:: Task requirements ::
Transcribe the material in full, exactly as written.

:: Record set ::
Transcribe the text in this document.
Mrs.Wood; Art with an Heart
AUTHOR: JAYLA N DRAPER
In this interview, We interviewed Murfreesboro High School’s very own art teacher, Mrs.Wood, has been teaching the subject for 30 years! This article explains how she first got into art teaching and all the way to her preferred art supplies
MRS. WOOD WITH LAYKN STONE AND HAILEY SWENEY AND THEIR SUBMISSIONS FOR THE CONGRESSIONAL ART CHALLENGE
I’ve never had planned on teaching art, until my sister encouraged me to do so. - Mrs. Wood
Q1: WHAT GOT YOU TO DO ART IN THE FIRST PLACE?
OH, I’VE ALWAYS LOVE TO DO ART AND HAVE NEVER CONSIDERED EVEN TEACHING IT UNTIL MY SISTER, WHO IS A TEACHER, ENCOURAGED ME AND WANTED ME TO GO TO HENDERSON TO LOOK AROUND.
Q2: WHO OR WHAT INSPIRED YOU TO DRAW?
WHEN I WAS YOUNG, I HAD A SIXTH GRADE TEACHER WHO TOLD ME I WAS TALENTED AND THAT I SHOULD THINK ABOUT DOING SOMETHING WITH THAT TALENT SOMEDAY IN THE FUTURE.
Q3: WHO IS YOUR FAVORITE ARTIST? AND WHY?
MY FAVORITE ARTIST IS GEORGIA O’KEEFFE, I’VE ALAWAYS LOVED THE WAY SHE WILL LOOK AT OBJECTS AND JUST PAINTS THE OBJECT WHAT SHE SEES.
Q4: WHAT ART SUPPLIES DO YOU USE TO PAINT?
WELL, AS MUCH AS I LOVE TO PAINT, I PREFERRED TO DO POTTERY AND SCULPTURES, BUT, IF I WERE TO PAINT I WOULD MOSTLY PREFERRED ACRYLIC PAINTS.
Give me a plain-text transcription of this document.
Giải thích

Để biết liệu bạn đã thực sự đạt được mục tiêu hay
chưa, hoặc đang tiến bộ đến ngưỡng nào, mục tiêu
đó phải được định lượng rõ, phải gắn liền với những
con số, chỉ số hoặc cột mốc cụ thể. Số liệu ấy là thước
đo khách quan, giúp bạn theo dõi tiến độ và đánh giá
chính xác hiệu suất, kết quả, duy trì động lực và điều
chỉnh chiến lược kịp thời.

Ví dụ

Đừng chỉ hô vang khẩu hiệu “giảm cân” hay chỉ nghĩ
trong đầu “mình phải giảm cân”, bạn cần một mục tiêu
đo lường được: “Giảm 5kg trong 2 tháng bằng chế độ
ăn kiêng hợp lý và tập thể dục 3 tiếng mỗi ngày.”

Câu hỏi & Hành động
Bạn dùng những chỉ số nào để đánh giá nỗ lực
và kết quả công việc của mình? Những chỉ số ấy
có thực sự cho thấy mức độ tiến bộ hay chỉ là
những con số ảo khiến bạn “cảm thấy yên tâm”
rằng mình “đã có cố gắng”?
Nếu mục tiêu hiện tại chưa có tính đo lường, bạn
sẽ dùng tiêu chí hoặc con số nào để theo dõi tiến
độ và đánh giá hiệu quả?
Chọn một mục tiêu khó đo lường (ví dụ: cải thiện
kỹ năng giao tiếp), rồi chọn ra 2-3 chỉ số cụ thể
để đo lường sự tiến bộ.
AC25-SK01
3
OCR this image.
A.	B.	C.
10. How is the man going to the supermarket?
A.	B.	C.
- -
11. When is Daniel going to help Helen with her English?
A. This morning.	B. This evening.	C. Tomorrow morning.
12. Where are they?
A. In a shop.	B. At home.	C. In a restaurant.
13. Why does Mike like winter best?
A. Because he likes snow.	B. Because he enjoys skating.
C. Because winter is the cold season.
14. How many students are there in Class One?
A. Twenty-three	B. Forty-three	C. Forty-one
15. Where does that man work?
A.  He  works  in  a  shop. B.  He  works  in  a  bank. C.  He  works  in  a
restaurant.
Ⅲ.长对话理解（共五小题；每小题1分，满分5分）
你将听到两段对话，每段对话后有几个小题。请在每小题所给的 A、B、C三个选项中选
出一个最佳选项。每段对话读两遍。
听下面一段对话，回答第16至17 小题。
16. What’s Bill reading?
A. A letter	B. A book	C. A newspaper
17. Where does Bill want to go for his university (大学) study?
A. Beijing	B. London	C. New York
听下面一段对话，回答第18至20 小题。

:: The response ::
Transcribe the text in this document.
Mrs.Wood; Art with an Heart
AUTHOR: JAYLA N DRAPER
In this interview, We interviewed Murfreesboro High School’s very own art teacher, Mrs.Wood, has been teaching the subject for 30 years! This article explains how she first got into art teaching and all the way to her preferred art supplies
MRS. WOOD WITH LAYKN STONE AND HAILEY SWENEY AND THEIR SUBMISSIONS FOR THE CONGRESSIONAL ART CHALLENGE
I’ve never had planned on teaching art, until my sister encouraged me to do so. - Mrs. Wood
Q1: WHAT GOT YOU TO DO ART IN THE FIRST PLACE?
OH, I’VE ALWAYS LOVE TO DO ART AND HAVE NEVER CONSIDERED EVEN TEACHING IT UNTIL MY SISTER, WHO IS A TEACHER, ENCOURAGED ME AND WANTED ME TO GO TO HENDERSON TO LOOK AROUND.
Q2: WHO OR WHAT INSPIRED YOU TO DRAW?
WHEN I WAS YOUNG, I HAD A SIXTH GRADE TEACHER WHO TOLD ME I WAS TALENTED AND THAT I SHOULD THINK ABOUT DOING SOMETHING WITH THAT TALENT SOMEDAY IN THE FUTURE.
Q3: WHO IS YOUR FAVORITE ARTIST? AND WHY?
MY FAVORITE ARTIST IS GEORGIA O’KEEFFE, I’VE ALAWAYS LOVED THE WAY SHE WILL LOOK AT OBJECTS AND JUST PAINTS THE OBJECT WHAT SHE SEES.
Q4: WHAT ART SUPPLIES DO YOU USE TO PAINT?
WELL, AS MUCH AS I LOVE TO PAINT, I PREFERRED TO DO POTTERY AND SCULPTURES, BUT, IF I WERE TO PAINT I WOULD MOSTLY PREFERRED ACRYLIC PAINTS.
Give me a plain-text transcription of this document.
Giải thích

Để biết liệu bạn đã thực sự đạt được mục tiêu hay
chưa, hoặc đang tiến bộ đến ngưỡng nào, mục tiêu
đó phải được định lượng rõ, phải gắn liền với những
con số, chỉ số hoặc cột mốc cụ thể. Số liệu ấy là thước
đo khách quan, giúp bạn theo dõi tiến độ và đánh giá
chính xác hiệu suất, kết quả, duy trì động lực và điều
chỉnh chiến lược kịp thời.

Ví dụ

Đừng chỉ hô vang khẩu hiệu “giảm cân” hay chỉ nghĩ
trong đầu “mình phải giảm cân”, bạn cần một mục tiêu
đo lường được: “Giảm 5kg trong 2 tháng bằng chế độ
ăn kiêng hợp lý và tập thể dục 3 tiếng mỗi ngày.”

Câu hỏi & Hành động
Bạn dùng những chỉ số nào để đánh giá nỗ lực
và kết quả công việc của mình? Những chỉ số ấy
có thực sự cho thấy mức độ tiến bộ hay chỉ là
những con số ảo khiến bạn “cảm thấy yên tâm”
rằng mình “đã có cố gắng”?
Nếu mục tiêu hiện tại chưa có tính đo lường, bạn
sẽ dùng tiêu chí hoặc con số nào để theo dõi tiến
độ và đánh giá hiệu quả?
Chọn một mục tiêu khó đo lường (ví dụ: cải thiện
kỹ năng giao tiếp), rồi chọn ra 2-3 chỉ số cụ thể
để đo lường sự tiến bộ.
AC25-SK01
3
OCR this image.
A.	B.	C.
10. How is the man going to the supermarket?
A.	B.	C.
- -
11. When is Daniel going to help Helen with her English?
A. This morning.	B. This evening.	C. Tomorrow morning.
12. Where are they?
A. In a shop.	B. At home.	C. In a restaurant.
13. Why does Mike like winter best?
A. Because he likes snow.	B. Because he enjoys skating.
C. Because winter is the cold season.
14. How many students are there in Class One?
A. Twenty-three	B. Forty-three	C. Forty-one
15. Where does that man work?
A.  He  works  in  a  shop. B.  He  works  in  a  bank. C.  He  works  in  a
restaurant.
Ⅲ.长对话理解（共五小题；每小题1分，满分5分）
你将听到两段对话，每段对话后有几个小题。请在每小题所给的 A、B、C三个选项中选
出一个最佳选项。每段对话读两遍。
听下面一段对话，回答第16至17 小题。
16. What’s Bill reading?
A. A letter	B. A book	C. A newspaper
17. Where does Bill want to go for his university (大学) study?
A. Beijing	B. London	C. New York
听下面一段对话，回答第18至20 小题。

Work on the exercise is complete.